### DO THIS:
How many lines in the listing below include the word "encrypted"? Answer with the number and nothing else.

### TASK INPUTS:
______________________________

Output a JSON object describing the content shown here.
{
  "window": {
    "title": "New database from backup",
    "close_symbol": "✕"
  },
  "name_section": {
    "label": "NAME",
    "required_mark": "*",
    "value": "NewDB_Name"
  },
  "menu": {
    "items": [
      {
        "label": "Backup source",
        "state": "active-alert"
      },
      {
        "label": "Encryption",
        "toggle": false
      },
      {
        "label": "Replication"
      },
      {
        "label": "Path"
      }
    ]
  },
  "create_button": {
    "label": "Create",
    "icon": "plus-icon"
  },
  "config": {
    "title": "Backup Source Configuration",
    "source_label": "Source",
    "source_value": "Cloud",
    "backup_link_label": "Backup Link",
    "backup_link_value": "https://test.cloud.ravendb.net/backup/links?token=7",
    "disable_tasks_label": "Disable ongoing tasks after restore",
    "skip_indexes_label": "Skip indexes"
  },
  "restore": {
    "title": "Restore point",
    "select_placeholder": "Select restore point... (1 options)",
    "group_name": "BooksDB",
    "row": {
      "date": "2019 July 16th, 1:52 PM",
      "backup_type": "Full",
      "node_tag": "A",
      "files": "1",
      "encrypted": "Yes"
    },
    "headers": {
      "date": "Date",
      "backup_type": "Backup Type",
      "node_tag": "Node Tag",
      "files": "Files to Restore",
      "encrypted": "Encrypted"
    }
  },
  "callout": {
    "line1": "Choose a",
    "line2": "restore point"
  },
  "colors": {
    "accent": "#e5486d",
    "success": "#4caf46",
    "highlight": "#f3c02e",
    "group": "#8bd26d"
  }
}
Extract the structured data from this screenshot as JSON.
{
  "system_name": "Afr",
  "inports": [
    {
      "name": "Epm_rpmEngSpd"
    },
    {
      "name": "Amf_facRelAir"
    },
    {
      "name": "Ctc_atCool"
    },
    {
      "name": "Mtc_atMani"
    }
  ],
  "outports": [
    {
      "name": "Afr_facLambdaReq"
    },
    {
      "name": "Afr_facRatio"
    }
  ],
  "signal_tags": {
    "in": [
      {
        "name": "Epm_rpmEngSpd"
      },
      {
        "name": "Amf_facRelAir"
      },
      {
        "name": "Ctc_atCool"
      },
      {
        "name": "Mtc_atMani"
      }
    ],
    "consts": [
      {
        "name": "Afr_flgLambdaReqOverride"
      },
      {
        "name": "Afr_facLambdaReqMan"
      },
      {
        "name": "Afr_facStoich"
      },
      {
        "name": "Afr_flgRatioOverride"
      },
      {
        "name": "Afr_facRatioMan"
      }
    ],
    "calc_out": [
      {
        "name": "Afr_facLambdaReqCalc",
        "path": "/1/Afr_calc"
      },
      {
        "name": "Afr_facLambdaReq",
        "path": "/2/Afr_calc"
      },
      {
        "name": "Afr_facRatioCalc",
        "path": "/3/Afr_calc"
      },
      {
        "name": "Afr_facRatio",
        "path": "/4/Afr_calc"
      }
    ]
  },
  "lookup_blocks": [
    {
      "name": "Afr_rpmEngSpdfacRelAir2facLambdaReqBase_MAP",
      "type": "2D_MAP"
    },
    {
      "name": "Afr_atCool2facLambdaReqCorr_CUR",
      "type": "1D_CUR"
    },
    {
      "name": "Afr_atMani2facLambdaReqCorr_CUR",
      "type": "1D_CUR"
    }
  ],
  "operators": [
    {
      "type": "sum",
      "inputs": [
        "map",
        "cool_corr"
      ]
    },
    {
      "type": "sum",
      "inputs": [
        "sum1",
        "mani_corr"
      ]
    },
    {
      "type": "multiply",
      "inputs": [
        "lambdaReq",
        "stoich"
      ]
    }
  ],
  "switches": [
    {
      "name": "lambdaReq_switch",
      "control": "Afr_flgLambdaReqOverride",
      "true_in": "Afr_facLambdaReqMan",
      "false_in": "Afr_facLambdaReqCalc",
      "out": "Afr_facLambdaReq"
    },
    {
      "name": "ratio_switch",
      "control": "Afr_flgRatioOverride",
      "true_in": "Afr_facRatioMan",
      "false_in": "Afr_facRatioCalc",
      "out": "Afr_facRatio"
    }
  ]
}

______________________________

### RESPONSE FOR THIS EXERCISE:
2